To be done: Repeat the material exactly, every line of it.
|---|
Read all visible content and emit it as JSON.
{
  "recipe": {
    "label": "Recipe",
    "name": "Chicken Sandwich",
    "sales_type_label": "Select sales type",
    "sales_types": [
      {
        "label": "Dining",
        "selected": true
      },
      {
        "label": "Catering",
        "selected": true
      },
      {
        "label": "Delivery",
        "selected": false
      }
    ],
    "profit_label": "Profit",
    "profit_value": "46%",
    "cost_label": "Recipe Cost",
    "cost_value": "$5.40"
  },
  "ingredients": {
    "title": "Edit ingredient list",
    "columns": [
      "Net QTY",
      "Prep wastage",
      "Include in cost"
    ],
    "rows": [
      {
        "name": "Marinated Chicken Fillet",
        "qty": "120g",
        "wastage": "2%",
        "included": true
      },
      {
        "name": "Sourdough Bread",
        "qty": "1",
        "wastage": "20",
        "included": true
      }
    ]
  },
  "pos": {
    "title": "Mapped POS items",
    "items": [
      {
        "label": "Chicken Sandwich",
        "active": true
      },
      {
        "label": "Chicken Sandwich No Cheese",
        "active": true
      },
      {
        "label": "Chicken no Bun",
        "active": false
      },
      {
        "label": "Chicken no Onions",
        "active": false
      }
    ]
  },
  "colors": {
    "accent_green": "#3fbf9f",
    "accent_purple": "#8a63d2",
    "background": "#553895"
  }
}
|---|
Exercise output:
Read all visible content and emit it as JSON.
{
  "recipe": {
    "label": "Recipe",
    "name": "Chicken Sandwich",
    "sales_type_label": "Select sales type",
    "sales_types": [
      {
        "label": "Dining",
        "selected": true
      },
      {
        "label": "Catering",
        "selected": true
      },
      {
        "label": "Delivery",
        "selected": false
      }
    ],
    "profit_label": "Profit",
    "profit_value": "46%",
    "cost_label": "Recipe Cost",
    "cost_value": "$5.40"
  },
  "ingredients": {
    "title": "Edit ingredient list",
    "columns": [
      "Net QTY",
      "Prep wastage",
      "Include in cost"
    ],
    "rows": [
      {
        "name": "Marinated Chicken Fillet",
        "qty": "120g",
        "wastage": "2%",
        "included": true
      },
      {
        "name": "Sourdough Bread",
        "qty": "1",
        "wastage": "20",
        "included": true
      }
    ]
  },
  "pos": {
    "title": "Mapped POS items",
    "items": [
      {
        "label": "Chicken Sandwich",
        "active": true
      },
      {
        "label": "Chicken Sandwich No Cheese",
        "active": true
      },
      {
        "label": "Chicken no Bun",
        "active": false
      },
      {
        "label": "Chicken no Onions",
        "active": false
      }
    ]
  },
  "colors": {
    "accent_green": "#3fbf9f",
    "accent_purple": "#8a63d2",
    "background": "#553895"
  }
}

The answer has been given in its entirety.